▶ **TASK**: Of all the lines in the material, how many contain the word "Lowell"? State the number alone.

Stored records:
◆ ◆ ◆ ◆ ◆ ◆ ◆

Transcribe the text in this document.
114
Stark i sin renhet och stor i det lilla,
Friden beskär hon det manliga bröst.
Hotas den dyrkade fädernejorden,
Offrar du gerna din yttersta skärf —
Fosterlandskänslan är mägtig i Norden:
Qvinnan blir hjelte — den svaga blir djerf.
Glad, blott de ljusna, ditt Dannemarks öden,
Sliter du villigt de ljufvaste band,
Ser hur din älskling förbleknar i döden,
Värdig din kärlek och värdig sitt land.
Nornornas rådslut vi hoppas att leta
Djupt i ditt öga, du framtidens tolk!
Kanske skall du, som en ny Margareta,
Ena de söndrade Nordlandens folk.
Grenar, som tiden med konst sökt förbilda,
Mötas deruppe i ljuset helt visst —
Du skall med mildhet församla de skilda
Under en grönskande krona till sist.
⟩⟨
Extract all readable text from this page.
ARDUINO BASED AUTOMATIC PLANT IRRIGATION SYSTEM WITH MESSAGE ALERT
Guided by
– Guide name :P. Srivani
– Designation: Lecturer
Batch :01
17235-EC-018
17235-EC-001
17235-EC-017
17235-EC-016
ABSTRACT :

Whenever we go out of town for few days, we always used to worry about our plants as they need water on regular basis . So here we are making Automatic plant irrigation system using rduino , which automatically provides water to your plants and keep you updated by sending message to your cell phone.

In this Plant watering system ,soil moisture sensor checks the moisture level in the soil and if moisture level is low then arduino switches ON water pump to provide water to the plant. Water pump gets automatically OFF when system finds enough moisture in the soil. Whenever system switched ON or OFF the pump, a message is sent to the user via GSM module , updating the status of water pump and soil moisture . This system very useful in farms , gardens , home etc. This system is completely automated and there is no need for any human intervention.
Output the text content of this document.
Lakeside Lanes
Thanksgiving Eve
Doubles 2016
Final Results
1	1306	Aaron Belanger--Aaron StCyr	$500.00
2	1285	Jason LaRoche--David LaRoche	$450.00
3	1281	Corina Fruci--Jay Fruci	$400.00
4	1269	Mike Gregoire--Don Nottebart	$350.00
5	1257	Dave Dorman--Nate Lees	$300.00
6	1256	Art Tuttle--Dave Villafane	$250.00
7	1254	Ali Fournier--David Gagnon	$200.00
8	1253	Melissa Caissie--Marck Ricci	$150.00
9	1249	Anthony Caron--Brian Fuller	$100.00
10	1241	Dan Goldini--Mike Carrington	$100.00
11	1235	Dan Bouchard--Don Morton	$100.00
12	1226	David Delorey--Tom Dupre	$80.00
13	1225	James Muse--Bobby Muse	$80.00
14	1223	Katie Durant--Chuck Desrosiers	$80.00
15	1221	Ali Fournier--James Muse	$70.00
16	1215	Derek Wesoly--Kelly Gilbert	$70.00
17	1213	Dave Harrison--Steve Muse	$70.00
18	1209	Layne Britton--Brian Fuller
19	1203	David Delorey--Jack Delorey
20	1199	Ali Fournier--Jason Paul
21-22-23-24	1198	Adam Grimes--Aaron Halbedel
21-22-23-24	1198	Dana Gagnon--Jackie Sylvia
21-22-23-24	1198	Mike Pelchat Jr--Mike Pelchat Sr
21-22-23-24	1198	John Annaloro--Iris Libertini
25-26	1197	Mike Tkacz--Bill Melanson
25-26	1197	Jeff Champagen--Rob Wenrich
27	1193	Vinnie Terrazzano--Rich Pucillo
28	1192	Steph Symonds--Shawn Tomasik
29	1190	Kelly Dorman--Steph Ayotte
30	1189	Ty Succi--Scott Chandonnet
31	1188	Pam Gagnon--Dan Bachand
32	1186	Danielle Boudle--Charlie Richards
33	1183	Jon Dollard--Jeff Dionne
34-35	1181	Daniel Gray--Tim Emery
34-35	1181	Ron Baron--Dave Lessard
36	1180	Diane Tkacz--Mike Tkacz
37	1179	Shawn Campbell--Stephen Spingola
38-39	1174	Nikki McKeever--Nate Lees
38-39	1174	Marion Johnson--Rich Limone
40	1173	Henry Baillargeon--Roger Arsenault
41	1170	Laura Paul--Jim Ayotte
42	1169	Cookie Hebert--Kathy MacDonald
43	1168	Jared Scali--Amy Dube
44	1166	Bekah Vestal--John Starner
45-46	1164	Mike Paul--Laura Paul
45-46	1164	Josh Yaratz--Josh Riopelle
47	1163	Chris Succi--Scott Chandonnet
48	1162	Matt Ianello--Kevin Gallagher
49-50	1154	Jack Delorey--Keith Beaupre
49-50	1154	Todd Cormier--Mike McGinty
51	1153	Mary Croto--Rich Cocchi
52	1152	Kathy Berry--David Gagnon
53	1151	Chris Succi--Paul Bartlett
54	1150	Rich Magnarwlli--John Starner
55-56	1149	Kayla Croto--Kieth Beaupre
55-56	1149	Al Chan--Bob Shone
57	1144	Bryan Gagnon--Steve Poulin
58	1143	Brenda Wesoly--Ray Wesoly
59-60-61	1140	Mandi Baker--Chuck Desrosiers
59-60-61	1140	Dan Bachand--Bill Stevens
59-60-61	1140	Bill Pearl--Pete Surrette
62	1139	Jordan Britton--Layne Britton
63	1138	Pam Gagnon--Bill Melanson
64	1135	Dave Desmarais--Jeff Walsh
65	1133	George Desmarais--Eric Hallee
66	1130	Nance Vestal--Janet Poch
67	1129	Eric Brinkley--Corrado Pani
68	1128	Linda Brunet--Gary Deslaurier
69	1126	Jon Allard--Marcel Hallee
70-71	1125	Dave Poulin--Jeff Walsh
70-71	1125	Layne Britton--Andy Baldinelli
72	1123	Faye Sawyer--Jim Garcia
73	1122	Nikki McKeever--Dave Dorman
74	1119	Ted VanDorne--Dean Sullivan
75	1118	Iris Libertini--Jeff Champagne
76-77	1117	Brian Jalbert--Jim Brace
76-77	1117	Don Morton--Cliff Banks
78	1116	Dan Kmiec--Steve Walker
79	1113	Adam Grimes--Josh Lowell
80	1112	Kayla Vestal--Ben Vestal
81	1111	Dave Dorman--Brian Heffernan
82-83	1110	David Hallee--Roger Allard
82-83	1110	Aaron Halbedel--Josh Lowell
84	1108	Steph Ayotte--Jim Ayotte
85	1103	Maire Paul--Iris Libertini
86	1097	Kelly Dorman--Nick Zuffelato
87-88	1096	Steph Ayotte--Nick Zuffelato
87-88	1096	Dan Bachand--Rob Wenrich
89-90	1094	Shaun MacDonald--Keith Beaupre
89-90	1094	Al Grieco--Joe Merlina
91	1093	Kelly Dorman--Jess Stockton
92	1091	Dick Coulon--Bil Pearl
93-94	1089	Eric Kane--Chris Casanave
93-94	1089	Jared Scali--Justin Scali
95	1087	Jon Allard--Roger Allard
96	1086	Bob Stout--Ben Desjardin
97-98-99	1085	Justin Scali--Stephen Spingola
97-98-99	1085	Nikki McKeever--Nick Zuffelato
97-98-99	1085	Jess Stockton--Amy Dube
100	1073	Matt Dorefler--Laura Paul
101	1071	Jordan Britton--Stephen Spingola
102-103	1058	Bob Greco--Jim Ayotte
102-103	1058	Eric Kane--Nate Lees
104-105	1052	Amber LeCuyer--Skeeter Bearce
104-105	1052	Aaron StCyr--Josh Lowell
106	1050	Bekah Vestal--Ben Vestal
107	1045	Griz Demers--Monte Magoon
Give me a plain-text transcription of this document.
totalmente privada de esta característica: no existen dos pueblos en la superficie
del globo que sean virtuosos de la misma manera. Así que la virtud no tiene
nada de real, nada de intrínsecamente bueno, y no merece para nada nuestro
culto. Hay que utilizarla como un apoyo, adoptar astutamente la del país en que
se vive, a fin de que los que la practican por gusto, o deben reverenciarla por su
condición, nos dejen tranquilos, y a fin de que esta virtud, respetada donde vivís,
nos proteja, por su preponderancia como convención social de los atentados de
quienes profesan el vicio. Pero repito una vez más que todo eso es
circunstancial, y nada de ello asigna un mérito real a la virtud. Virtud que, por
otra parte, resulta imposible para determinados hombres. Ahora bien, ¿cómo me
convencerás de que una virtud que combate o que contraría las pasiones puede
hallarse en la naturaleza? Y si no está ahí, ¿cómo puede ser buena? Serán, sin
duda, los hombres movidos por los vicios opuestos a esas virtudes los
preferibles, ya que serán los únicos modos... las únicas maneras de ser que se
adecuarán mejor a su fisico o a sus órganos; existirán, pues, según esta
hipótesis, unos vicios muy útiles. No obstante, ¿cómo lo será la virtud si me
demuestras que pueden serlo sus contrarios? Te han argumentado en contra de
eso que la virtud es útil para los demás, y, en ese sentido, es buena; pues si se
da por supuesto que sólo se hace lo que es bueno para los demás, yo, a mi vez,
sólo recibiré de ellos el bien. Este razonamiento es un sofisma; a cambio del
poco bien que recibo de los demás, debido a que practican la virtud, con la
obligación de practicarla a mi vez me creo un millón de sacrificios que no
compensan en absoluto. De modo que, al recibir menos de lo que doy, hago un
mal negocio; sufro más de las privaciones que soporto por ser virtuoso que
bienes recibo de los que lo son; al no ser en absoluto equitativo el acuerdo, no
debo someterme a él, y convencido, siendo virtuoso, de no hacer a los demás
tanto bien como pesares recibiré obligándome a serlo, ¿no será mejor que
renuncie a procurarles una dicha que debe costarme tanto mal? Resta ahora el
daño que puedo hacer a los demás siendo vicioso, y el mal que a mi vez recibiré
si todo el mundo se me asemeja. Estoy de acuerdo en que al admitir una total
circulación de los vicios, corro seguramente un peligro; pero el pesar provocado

◆ ◆ ◆ ◆ ◆ ◆ ◆

▶ **RESPONSE**: 3